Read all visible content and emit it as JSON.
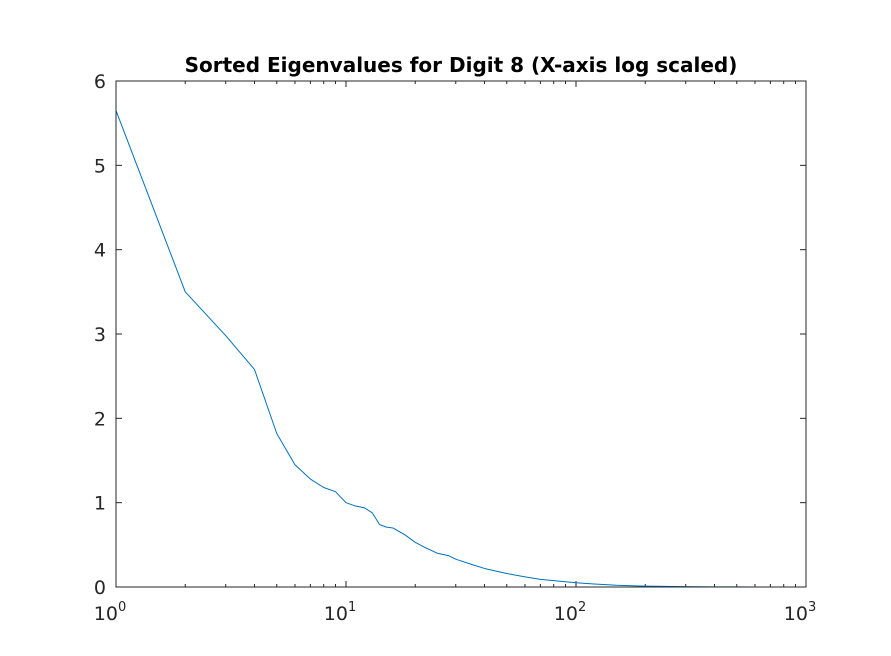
{
  "chart_data": {
    "type": "line",
    "title": "Sorted Eigenvalues for Digit 8 (X-axis log scaled)",
    "xlabel": "",
    "ylabel": "",
    "xscale": "log",
    "xlim": [
      1,
      1000
    ],
    "ylim": [
      0,
      6
    ],
    "grid": false,
    "line_color": "#0072BD",
    "x_ticks": [
      {
        "value": 1,
        "base": "10",
        "exp": "0"
      },
      {
        "value": 10,
        "base": "10",
        "exp": "1"
      },
      {
        "value": 100,
        "base": "10",
        "exp": "2"
      },
      {
        "value": 1000,
        "base": "10",
        "exp": "3"
      }
    ],
    "y_ticks": [
      {
        "value": 0,
        "label": "0"
      },
      {
        "value": 1,
        "label": "1"
      },
      {
        "value": 2,
        "label": "2"
      },
      {
        "value": 3,
        "label": "3"
      },
      {
        "value": 4,
        "label": "4"
      },
      {
        "value": 5,
        "label": "5"
      },
      {
        "value": 6,
        "label": "6"
      }
    ],
    "series": [
      {
        "x": [
          1,
          2,
          3,
          4,
          5,
          6,
          7,
          8,
          9,
          10,
          11,
          12,
          13,
          14,
          15,
          16,
          18,
          20,
          22,
          25,
          28,
          30,
          35,
          40,
          50,
          60,
          70,
          80,
          100,
          120,
          150,
          200,
          300,
          400,
          500,
          600,
          700,
          784
        ],
        "y": [
          5.65,
          3.5,
          2.98,
          2.58,
          1.82,
          1.45,
          1.28,
          1.18,
          1.13,
          1.0,
          0.96,
          0.94,
          0.88,
          0.74,
          0.71,
          0.7,
          0.62,
          0.53,
          0.47,
          0.4,
          0.37,
          0.33,
          0.27,
          0.22,
          0.16,
          0.12,
          0.09,
          0.075,
          0.05,
          0.035,
          0.02,
          0.01,
          0.004,
          0.002,
          0.001,
          0.0005,
          0.0002,
          0.0
        ]
      }
    ]
  }
}
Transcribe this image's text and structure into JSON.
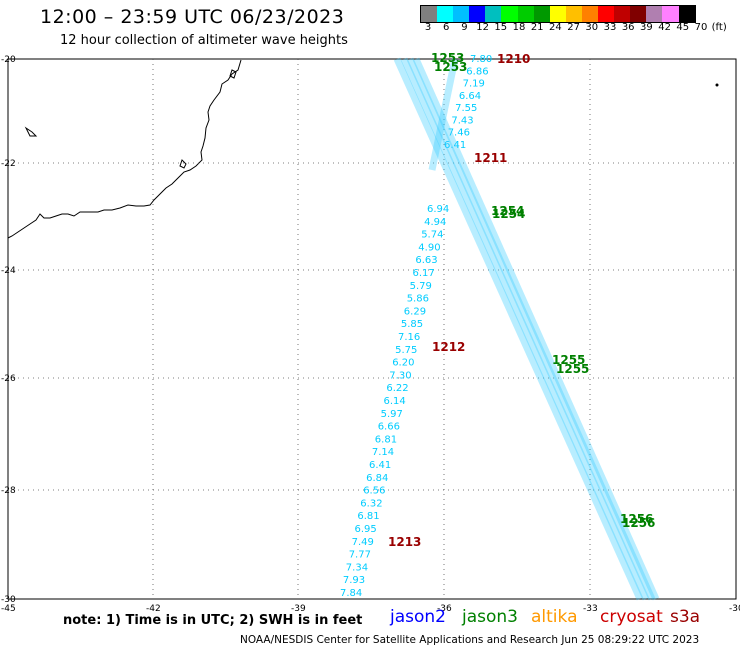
{
  "header": {
    "title": "12:00 – 23:59 UTC 06/23/2023",
    "subtitle": "12 hour collection of altimeter wave heights"
  },
  "colorbar": {
    "labels": [
      "3",
      "6",
      "9",
      "12",
      "15",
      "18",
      "21",
      "24",
      "27",
      "30",
      "33",
      "36",
      "39",
      "42",
      "45",
      "70",
      "(ft)"
    ],
    "colors": [
      "#7f7f7f",
      "#00ffff",
      "#00bfff",
      "#0000ff",
      "#00bfbf",
      "#00ff00",
      "#00cc00",
      "#009900",
      "#ffff00",
      "#ffbf00",
      "#ff8000",
      "#ff0000",
      "#bf0000",
      "#800000",
      "#b07fb0",
      "#ff80ff",
      "#000000"
    ]
  },
  "axes": {
    "lat_labels": [
      "-20",
      "-22",
      "-24",
      "-26",
      "-28",
      "-30"
    ],
    "lon_labels": [
      "-45",
      "-42",
      "-39",
      "-36",
      "-33",
      "-30"
    ]
  },
  "tracks": {
    "track_a": {
      "color": "#00ccff",
      "values": [
        "6.94",
        "4.94",
        "5.74",
        "4.90",
        "6.63",
        "6.17",
        "5.79",
        "5.86",
        "6.29",
        "5.85",
        "7.16",
        "5.75",
        "6.20",
        "7.30",
        "6.22",
        "6.14",
        "5.97",
        "6.66",
        "6.81",
        "7.14",
        "6.41",
        "6.84",
        "6.56",
        "6.32",
        "6.81",
        "6.95",
        "7.49",
        "7.77",
        "7.34",
        "7.93",
        "7.84"
      ]
    },
    "track_b": {
      "color": "#00ccff",
      "values": [
        "7.80",
        "6.86",
        "7.19",
        "6.64",
        "7.55",
        "7.43",
        "7.46",
        "6.41"
      ]
    },
    "track_c": {
      "color": "#00ccff",
      "values": []
    }
  },
  "time_labels": [
    {
      "text": "1253",
      "color": "#008000"
    },
    {
      "text": "1253",
      "color": "#008000"
    },
    {
      "text": "1210",
      "color": "#990000"
    },
    {
      "text": "1211",
      "color": "#990000"
    },
    {
      "text": "1254",
      "color": "#008000"
    },
    {
      "text": "1254",
      "color": "#008000"
    },
    {
      "text": "1212",
      "color": "#990000"
    },
    {
      "text": "1255",
      "color": "#008000"
    },
    {
      "text": "1255",
      "color": "#008000"
    },
    {
      "text": "1256",
      "color": "#008000"
    },
    {
      "text": "1256",
      "color": "#008000"
    },
    {
      "text": "1213",
      "color": "#990000"
    }
  ],
  "note": "note:  1) Time is in UTC;  2) SWH is in feet",
  "satellites": [
    {
      "name": "jason2",
      "color": "#0000ff"
    },
    {
      "name": "jason3",
      "color": "#008000"
    },
    {
      "name": "altika",
      "color": "#ff9900"
    },
    {
      "name": "cryosat",
      "color": "#cc0000"
    },
    {
      "name": "s3a",
      "color": "#990000"
    }
  ],
  "footer": "NOAA/NESDIS Center for Satellite Applications and Research     Jun 25 08:29:22 UTC 2023"
}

========================

Brief
Output all the records, word for word, with no pictures in the copy.

Written solution
Read all visible content and emit it as JSON.
{
  "chart_data": {
    "type": "line",
    "title": "Sorted Eigenvalues for Digit 8 (X-axis log scaled)",
    "xlabel": "",
    "ylabel": "",
    "xscale": "log",
    "xlim": [
      1,
      1000
    ],
    "ylim": [
      0,
      6
    ],
    "grid": false,
    "line_color": "#0072BD",
    "x_ticks": [
      {
        "value": 1,
        "base": "10",
        "exp": "0"
      },
      {
        "value": 10,
        "base": "10",
        "exp": "1"
      },
      {
        "value": 100,
        "base": "10",
        "exp": "2"
      },
      {
        "value": 1000,
        "base": "10",
        "exp": "3"
      }
    ],
    "y_ticks": [
      {
        "value": 0,
        "label": "0"
      },
      {
        "value": 1,
        "label": "1"
      },
      {
        "value": 2,
        "label": "2"
      },
      {
        "value": 3,
        "label": "3"
      },
      {
        "value": 4,
        "label": "4"
      },
      {
        "value": 5,
        "label": "5"
      },
      {
        "value": 6,
        "label": "6"
      }
    ],
    "series": [
      {
        "x": [
          1,
          2,
          3,
          4,
          5,
          6,
          7,
          8,
          9,
          10,
          11,
          12,
          13,
          14,
          15,
          16,
          18,
          20,
          22,
          25,
          28,
          30,
          35,
          40,
          50,
          60,
          70,
          80,
          100,
          120,
          150,
          200,
          300,
          400,
          500,
          600,
          700,
          784
        ],
        "y": [
          5.65,
          3.5,
          2.98,
          2.58,
          1.82,
          1.45,
          1.28,
          1.18,
          1.13,
          1.0,
          0.96,
          0.94,
          0.88,
          0.74,
          0.71,
          0.7,
          0.62,
          0.53,
          0.47,
          0.4,
          0.37,
          0.33,
          0.27,
          0.22,
          0.16,
          0.12,
          0.09,
          0.075,
          0.05,
          0.035,
          0.02,
          0.01,
          0.004,
          0.002,
          0.001,
          0.0005,
          0.0002,
          0.0
        ]
      }
    ]
  }
}
Transcribe this image's text and structure into JSON.
{
  "header": {
    "title": "12:00 – 23:59 UTC 06/23/2023",
    "subtitle": "12 hour collection of altimeter wave heights"
  },
  "colorbar": {
    "labels": [
      "3",
      "6",
      "9",
      "12",
      "15",
      "18",
      "21",
      "24",
      "27",
      "30",
      "33",
      "36",
      "39",
      "42",
      "45",
      "70",
      "(ft)"
    ],
    "colors": [
      "#7f7f7f",
      "#00ffff",
      "#00bfff",
      "#0000ff",
      "#00bfbf",
      "#00ff00",
      "#00cc00",
      "#009900",
      "#ffff00",
      "#ffbf00",
      "#ff8000",
      "#ff0000",
      "#bf0000",
      "#800000",
      "#b07fb0",
      "#ff80ff",
      "#000000"
    ]
  },
  "axes": {
    "lat_labels": [
      "-20",
      "-22",
      "-24",
      "-26",
      "-28",
      "-30"
    ],
    "lon_labels": [
      "-45",
      "-42",
      "-39",
      "-36",
      "-33",
      "-30"
    ]
  },
  "tracks": {
    "track_a": {
      "color": "#00ccff",
      "values": [
        "6.94",
        "4.94",
        "5.74",
        "4.90",
        "6.63",
        "6.17",
        "5.79",
        "5.86",
        "6.29",
        "5.85",
        "7.16",
        "5.75",
        "6.20",
        "7.30",
        "6.22",
        "6.14",
        "5.97",
        "6.66",
        "6.81",
        "7.14",
        "6.41",
        "6.84",
        "6.56",
        "6.32",
        "6.81",
        "6.95",
        "7.49",
        "7.77",
        "7.34",
        "7.93",
        "7.84"
      ]
    },
    "track_b": {
      "color": "#00ccff",
      "values": [
        "7.80",
        "6.86",
        "7.19",
        "6.64",
        "7.55",
        "7.43",
        "7.46",
        "6.41"
      ]
    },
    "track_c": {
      "color": "#00ccff",
      "values": []
    }
  },
  "time_labels": [
    {
      "text": "1253",
      "color": "#008000"
    },
    {
      "text": "1253",
      "color": "#008000"
    },
    {
      "text": "1210",
      "color": "#990000"
    },
    {
      "text": "1211",
      "color": "#990000"
    },
    {
      "text": "1254",
      "color": "#008000"
    },
    {
      "text": "1254",
      "color": "#008000"
    },
    {
      "text": "1212",
      "color": "#990000"
    },
    {
      "text": "1255",
      "color": "#008000"
    },
    {
      "text": "1255",
      "color": "#008000"
    },
    {
      "text": "1256",
      "color": "#008000"
    },
    {
      "text": "1256",
      "color": "#008000"
    },
    {
      "text": "1213",
      "color": "#990000"
    }
  ],
  "note": "note:  1) Time is in UTC;  2) SWH is in feet",
  "satellites": [
    {
      "name": "jason2",
      "color": "#0000ff"
    },
    {
      "name": "jason3",
      "color": "#008000"
    },
    {
      "name": "altika",
      "color": "#ff9900"
    },
    {
      "name": "cryosat",
      "color": "#cc0000"
    },
    {
      "name": "s3a",
      "color": "#990000"
    }
  ],
  "footer": "NOAA/NESDIS Center for Satellite Applications and Research     Jun 25 08:29:22 UTC 2023"
}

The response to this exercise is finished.